(begin)

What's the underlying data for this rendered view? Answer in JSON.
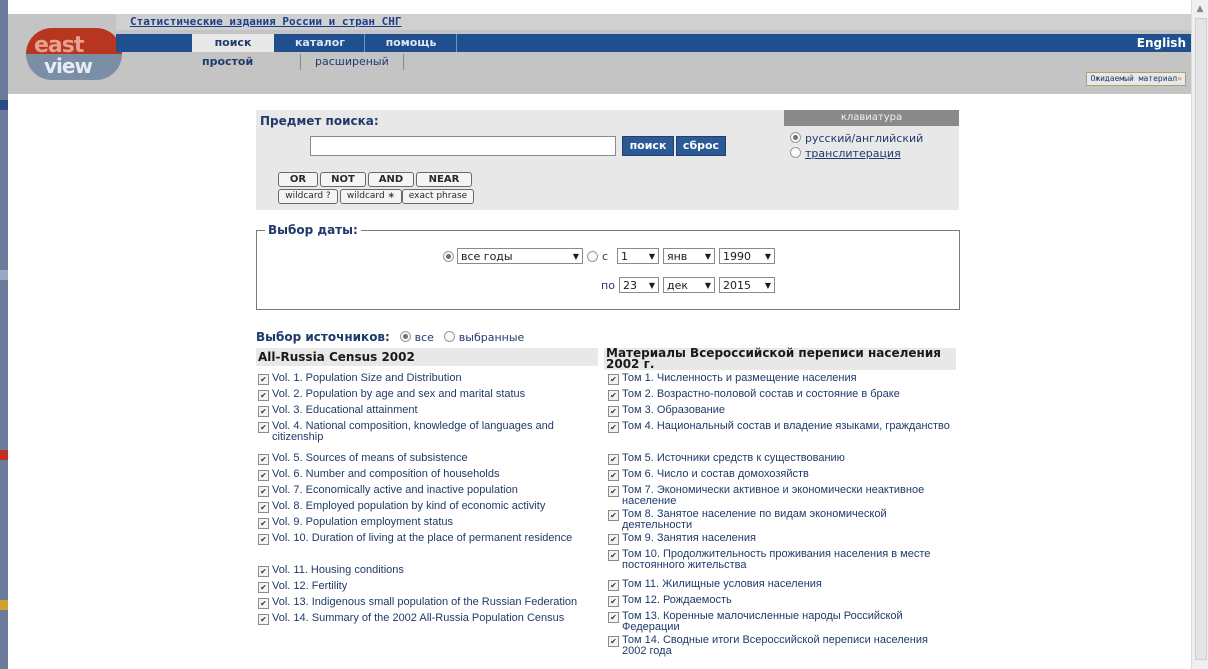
{
  "header": {
    "site_title": "Статистические издания России и стран СНГ",
    "logo_text_top": "east",
    "logo_text_bottom": "view",
    "nav_tabs": [
      "поиск",
      "каталог",
      "помощь"
    ],
    "language_link": "English",
    "sub_tabs": [
      "простой",
      "расширеный"
    ],
    "expected_material": "Ожидаемый материал",
    "expected_arrow": "»"
  },
  "search": {
    "label": "Предмет поиска:",
    "input_value": "",
    "search_button": "поиск",
    "reset_button": "сброс",
    "keyboard_header": "клавиатура",
    "keyboard_options": [
      "русский/английский",
      "транслитерация"
    ],
    "keyboard_selected": "русский/английский",
    "operators": [
      "OR",
      "NOT",
      "AND",
      "NEAR"
    ],
    "wildcards": [
      "wildcard ?",
      "wildcard ∗",
      "exact phrase"
    ]
  },
  "date": {
    "legend": "Выбор даты:",
    "all_years": "все годы",
    "from_label": "с",
    "from_day": "1",
    "from_month": "янв",
    "from_year": "1990",
    "to_label": "по",
    "to_day": "23",
    "to_month": "дек",
    "to_year": "2015",
    "selected": "все годы"
  },
  "sources": {
    "label": "Выбор источников:",
    "options": [
      "все",
      "выбранные"
    ],
    "selected": "все",
    "left_column_title": "All-Russia Census 2002",
    "right_column_title": "Материалы Всероссийской переписи населения 2002 г.",
    "left_items": [
      "Vol. 1. Population Size and Distribution",
      "Vol. 2. Population by age and sex and marital status",
      "Vol. 3. Educational attainment",
      "Vol. 4. National composition, knowledge of languages and citizenship",
      "Vol. 5. Sources of means of subsistence",
      "Vol. 6. Number and composition of households",
      "Vol. 7. Economically active and inactive population",
      "Vol. 8. Employed population by kind of economic activity",
      "Vol. 9. Population employment status",
      "Vol. 10. Duration of living at the place of permanent residence",
      "Vol. 11. Housing conditions",
      "Vol. 12. Fertility",
      "Vol. 13. Indigenous small population of the Russian Federation",
      "Vol. 14. Summary of the 2002 All-Russia Population Census"
    ],
    "right_items": [
      "Том 1. Численность и размещение населения",
      "Том 2. Возрастно-половой состав и состояние в браке",
      "Том 3. Образование",
      "Том 4. Национальный состав и владение языками, гражданство",
      "Том 5. Источники средств к существованию",
      "Том 6. Число и состав домохозяйств",
      "Том 7. Экономически активное и экономически неактивное население",
      "Том 8. Занятое население по видам экономической деятельности",
      "Том 9. Занятия населения",
      "Том 10. Продолжительность проживания населения в месте постоянного жительства",
      "Том 11. Жилищные условия населения",
      "Том 12. Рождаемость",
      "Том 13. Коренные малочисленные народы Российской Федерации",
      "Том 14. Сводные итоги Всероссийской переписи населения 2002 года"
    ],
    "checkbox_mark": "✔"
  },
  "colors": {
    "nav_blue": "#1f4f8f",
    "header_gray": "#c4c4c4",
    "logo_red": "#b8361f",
    "text_blue": "#1f3a6b"
  }
}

(end)

From the entries above, copy out every line where the string "годы" appears.

    "all_years": "все годы",
    "selected": "все годы"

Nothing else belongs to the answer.